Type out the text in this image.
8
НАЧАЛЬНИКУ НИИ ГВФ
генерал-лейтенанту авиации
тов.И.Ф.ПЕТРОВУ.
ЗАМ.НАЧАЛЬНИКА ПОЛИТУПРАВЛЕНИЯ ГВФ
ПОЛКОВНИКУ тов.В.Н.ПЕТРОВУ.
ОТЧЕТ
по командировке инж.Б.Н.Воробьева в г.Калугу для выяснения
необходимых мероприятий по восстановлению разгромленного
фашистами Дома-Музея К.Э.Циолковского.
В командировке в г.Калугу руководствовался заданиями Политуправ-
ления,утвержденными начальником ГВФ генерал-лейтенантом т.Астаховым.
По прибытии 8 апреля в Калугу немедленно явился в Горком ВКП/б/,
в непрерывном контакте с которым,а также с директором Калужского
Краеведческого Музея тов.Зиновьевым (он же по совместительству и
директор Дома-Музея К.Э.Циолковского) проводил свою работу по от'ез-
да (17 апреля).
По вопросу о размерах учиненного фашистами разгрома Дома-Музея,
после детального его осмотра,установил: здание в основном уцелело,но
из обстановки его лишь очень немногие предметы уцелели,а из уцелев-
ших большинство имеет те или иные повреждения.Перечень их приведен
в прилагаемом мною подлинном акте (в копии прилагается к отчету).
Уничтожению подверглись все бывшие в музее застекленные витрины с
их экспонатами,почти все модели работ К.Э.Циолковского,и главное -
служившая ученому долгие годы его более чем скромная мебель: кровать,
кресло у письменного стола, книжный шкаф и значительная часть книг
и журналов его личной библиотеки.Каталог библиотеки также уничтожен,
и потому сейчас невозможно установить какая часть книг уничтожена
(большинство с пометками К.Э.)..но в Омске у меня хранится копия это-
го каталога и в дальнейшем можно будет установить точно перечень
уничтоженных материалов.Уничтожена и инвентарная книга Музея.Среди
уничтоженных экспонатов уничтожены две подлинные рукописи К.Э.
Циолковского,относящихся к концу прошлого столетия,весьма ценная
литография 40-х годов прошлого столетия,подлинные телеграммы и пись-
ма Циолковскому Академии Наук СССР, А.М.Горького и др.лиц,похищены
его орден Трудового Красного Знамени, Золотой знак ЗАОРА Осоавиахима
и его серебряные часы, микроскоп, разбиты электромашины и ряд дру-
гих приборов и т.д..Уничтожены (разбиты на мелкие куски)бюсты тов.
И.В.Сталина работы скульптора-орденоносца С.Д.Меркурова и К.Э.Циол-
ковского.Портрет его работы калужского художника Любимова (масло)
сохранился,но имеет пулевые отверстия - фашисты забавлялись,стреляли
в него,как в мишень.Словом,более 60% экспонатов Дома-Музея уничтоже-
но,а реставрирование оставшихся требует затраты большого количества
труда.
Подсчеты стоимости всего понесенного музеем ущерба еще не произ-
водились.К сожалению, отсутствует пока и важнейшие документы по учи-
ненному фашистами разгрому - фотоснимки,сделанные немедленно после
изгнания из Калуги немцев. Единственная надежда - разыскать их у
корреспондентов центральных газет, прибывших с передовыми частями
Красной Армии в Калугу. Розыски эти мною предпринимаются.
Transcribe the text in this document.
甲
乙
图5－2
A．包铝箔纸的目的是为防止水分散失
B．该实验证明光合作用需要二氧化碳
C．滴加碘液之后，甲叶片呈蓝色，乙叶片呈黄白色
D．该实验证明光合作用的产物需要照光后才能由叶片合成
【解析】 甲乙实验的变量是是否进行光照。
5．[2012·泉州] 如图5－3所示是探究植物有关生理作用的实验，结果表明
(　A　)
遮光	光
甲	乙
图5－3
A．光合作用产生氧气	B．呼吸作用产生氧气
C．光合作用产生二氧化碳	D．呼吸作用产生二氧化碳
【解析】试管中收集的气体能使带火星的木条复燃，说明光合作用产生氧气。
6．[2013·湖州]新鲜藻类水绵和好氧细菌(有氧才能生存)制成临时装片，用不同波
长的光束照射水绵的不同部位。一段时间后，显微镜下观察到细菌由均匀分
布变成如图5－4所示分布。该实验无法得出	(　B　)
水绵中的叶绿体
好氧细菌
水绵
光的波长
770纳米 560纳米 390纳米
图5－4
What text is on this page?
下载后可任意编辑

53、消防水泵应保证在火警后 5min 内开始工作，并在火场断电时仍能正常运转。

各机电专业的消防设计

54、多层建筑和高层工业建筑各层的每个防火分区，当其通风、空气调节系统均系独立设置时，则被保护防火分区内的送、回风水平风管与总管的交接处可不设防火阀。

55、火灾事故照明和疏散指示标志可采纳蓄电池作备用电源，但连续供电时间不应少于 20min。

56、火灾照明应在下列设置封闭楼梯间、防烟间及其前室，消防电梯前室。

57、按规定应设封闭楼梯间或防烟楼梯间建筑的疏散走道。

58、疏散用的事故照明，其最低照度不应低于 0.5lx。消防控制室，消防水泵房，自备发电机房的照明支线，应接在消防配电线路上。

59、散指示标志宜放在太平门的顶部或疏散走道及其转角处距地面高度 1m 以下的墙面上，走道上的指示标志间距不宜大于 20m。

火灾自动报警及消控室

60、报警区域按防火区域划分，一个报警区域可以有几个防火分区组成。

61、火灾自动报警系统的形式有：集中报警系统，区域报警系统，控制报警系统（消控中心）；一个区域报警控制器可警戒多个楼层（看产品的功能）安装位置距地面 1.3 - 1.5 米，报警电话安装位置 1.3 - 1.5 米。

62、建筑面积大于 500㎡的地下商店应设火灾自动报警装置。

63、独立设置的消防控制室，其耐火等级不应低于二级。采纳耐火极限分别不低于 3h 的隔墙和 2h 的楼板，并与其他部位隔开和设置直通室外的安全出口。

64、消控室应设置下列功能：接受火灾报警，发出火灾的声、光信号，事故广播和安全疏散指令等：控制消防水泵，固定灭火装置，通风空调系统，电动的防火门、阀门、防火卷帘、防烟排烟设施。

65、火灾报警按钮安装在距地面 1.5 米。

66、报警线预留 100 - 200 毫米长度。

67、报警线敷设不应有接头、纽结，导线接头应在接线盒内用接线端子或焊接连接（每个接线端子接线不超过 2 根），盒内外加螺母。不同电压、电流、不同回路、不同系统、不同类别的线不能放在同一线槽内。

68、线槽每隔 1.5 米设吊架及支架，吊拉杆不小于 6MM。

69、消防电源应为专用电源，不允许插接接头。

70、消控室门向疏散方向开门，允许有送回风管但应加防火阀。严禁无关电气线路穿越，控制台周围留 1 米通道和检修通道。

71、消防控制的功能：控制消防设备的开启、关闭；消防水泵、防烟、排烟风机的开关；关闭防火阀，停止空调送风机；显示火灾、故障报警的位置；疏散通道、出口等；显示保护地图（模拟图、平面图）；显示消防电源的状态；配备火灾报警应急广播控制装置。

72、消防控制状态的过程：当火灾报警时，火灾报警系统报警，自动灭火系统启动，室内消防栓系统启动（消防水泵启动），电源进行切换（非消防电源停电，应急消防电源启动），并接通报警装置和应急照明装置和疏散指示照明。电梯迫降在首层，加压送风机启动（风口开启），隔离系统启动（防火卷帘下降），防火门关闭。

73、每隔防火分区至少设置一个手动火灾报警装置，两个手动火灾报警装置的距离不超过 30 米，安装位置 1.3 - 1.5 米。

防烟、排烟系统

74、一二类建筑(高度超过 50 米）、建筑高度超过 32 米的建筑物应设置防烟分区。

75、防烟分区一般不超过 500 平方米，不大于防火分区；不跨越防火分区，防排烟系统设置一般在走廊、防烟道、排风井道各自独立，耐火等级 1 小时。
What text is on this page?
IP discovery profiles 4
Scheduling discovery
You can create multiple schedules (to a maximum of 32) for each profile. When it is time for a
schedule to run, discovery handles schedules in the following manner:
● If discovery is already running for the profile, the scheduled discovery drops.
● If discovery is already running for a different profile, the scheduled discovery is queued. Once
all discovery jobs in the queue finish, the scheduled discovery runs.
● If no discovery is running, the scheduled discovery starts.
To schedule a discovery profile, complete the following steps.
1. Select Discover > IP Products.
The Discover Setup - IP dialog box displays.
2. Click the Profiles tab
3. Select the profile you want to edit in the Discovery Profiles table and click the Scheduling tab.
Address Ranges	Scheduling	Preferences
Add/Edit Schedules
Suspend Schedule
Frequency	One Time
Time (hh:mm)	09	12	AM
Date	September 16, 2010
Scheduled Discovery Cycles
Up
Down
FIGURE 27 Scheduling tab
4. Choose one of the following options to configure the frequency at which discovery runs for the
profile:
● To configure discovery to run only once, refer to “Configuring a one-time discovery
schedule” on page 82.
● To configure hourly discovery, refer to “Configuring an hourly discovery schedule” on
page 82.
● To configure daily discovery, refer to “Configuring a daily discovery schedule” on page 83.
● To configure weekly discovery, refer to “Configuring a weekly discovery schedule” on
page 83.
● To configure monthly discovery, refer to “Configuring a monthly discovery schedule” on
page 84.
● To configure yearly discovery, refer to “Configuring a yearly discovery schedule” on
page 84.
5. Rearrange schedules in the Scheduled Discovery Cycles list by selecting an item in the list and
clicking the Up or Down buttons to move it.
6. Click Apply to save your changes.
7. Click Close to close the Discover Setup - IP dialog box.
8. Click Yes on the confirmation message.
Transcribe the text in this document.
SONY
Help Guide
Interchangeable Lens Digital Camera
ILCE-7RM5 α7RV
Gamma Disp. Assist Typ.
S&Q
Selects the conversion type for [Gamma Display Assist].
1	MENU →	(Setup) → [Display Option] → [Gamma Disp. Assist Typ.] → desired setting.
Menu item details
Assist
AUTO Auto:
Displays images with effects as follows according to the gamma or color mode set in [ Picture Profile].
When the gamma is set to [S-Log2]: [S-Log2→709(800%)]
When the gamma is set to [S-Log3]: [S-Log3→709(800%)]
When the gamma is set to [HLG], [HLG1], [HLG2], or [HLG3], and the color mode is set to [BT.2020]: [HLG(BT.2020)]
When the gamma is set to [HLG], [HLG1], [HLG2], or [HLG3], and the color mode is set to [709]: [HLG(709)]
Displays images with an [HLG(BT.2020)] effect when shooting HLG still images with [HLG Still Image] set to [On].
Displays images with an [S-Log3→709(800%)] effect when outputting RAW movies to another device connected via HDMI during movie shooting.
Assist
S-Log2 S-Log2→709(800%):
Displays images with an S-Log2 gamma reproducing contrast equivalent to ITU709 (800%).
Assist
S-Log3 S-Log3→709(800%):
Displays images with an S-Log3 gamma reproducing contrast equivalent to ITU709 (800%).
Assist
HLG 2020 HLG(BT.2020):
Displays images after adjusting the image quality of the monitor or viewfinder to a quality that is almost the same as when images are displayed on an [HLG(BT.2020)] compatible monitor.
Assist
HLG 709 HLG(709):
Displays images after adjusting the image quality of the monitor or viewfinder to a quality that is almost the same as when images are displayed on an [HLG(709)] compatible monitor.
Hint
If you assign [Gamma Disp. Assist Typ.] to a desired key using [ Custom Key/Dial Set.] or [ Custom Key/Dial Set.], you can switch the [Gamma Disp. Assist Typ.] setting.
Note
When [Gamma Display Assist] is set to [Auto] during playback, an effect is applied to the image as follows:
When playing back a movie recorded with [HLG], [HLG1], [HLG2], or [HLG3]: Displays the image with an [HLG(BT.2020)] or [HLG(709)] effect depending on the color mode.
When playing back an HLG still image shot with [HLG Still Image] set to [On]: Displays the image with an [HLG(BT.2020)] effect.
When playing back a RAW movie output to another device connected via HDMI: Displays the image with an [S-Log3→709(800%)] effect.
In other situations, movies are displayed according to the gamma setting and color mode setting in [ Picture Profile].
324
+++
INSTRUCTION:
In the listing, find each line with the string "разбиты" and copy it.

SOLUTION TO THIS PROBLEM:
и его серебряные часы, микроскоп, разбиты электромашины и ряд дру-
гих приборов и т.д..Уничтожены (разбиты на мелкие куски)бюсты тов.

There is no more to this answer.